» **Exercise aim**
Omit all pictures, then retype the data exactly as given.

(Records contained in a dataset)
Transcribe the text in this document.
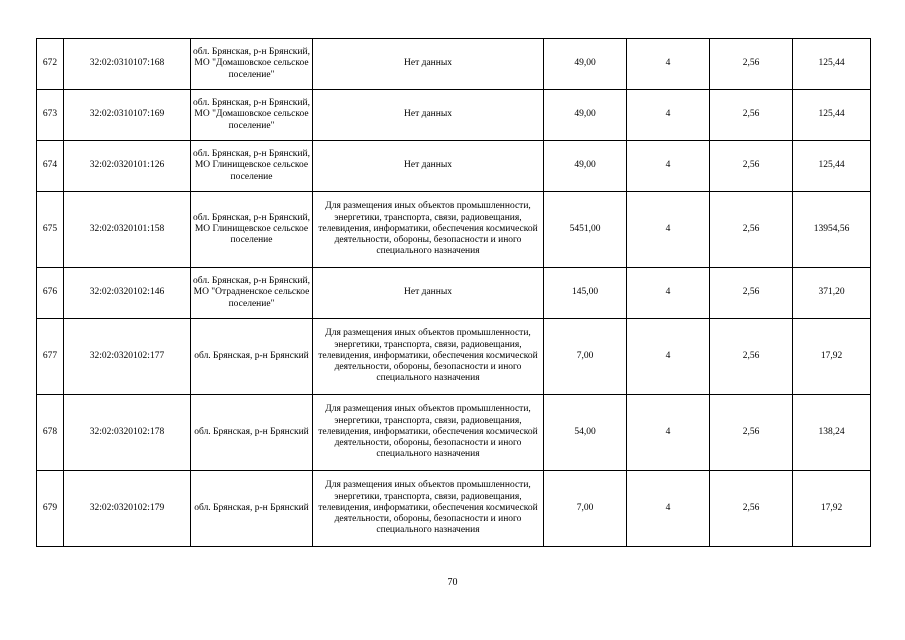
672	32:02:0310107:168	обл. Брянская, р-н Брянский, МО "Домашовское сельское поселение"	Нет данных	49,00	4	2,56	125,44
673	32:02:0310107:169	обл. Брянская, р-н Брянский, МО "Домашовское сельское поселение"	Нет данных	49,00	4	2,56	125,44
674	32:02:0320101:126	обл. Брянская, р-н Брянский, МО Глинищевское сельское поселение	Нет данных	49,00	4	2,56	125,44
675	32:02:0320101:158	обл. Брянская, р-н Брянский, МО Глинищевское сельское поселение	Для размещения иных объектов промышленности, энергетики, транспорта, связи, радиовещания, телевидения, информатики, обеспечения космической деятельности, обороны, безопасности и иного специального назначения	5451,00	4	2,56	13954,56
676	32:02:0320102:146	обл. Брянская, р-н Брянский, МО "Отрадненское сельское поселение"	Нет данных	145,00	4	2,56	371,20
677	32:02:0320102:177	обл. Брянская, р-н Брянский	Для размещения иных объектов промышленности, энергетики, транспорта, связи, радиовещания, телевидения, информатики, обеспечения космической деятельности, обороны, безопасности и иного специального назначения	7,00	4	2,56	17,92
678	32:02:0320102:178	обл. Брянская, р-н Брянский	Для размещения иных объектов промышленности, энергетики, транспорта, связи, радиовещания, телевидения, информатики, обеспечения космической деятельности, обороны, безопасности и иного специального назначения	54,00	4	2,56	138,24
679	32:02:0320102:179	обл. Брянская, р-н Брянский	Для размещения иных объектов промышленности, энергетики, транспорта, связи, радиовещания, телевидения, информатики, обеспечения космической деятельности, обороны, безопасности и иного специального назначения	7,00	4	2,56	17,92
70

» **Reply**
Transcribe the text in this document.
672	32:02:0310107:168	обл. Брянская, р-н Брянский, МО "Домашовское сельское поселение"	Нет данных	49,00	4	2,56	125,44
673	32:02:0310107:169	обл. Брянская, р-н Брянский, МО "Домашовское сельское поселение"	Нет данных	49,00	4	2,56	125,44
674	32:02:0320101:126	обл. Брянская, р-н Брянский, МО Глинищевское сельское поселение	Нет данных	49,00	4	2,56	125,44
675	32:02:0320101:158	обл. Брянская, р-н Брянский, МО Глинищевское сельское поселение	Для размещения иных объектов промышленности, энергетики, транспорта, связи, радиовещания, телевидения, информатики, обеспечения космической деятельности, обороны, безопасности и иного специального назначения	5451,00	4	2,56	13954,56
676	32:02:0320102:146	обл. Брянская, р-н Брянский, МО "Отрадненское сельское поселение"	Нет данных	145,00	4	2,56	371,20
677	32:02:0320102:177	обл. Брянская, р-н Брянский	Для размещения иных объектов промышленности, энергетики, транспорта, связи, радиовещания, телевидения, информатики, обеспечения космической деятельности, обороны, безопасности и иного специального назначения	7,00	4	2,56	17,92
678	32:02:0320102:178	обл. Брянская, р-н Брянский	Для размещения иных объектов промышленности, энергетики, транспорта, связи, радиовещания, телевидения, информатики, обеспечения космической деятельности, обороны, безопасности и иного специального назначения	54,00	4	2,56	138,24
679	32:02:0320102:179	обл. Брянская, р-н Брянский	Для размещения иных объектов промышленности, энергетики, транспорта, связи, радиовещания, телевидения, информатики, обеспечения космической деятельности, обороны, безопасности и иного специального назначения	7,00	4	2,56	17,92
70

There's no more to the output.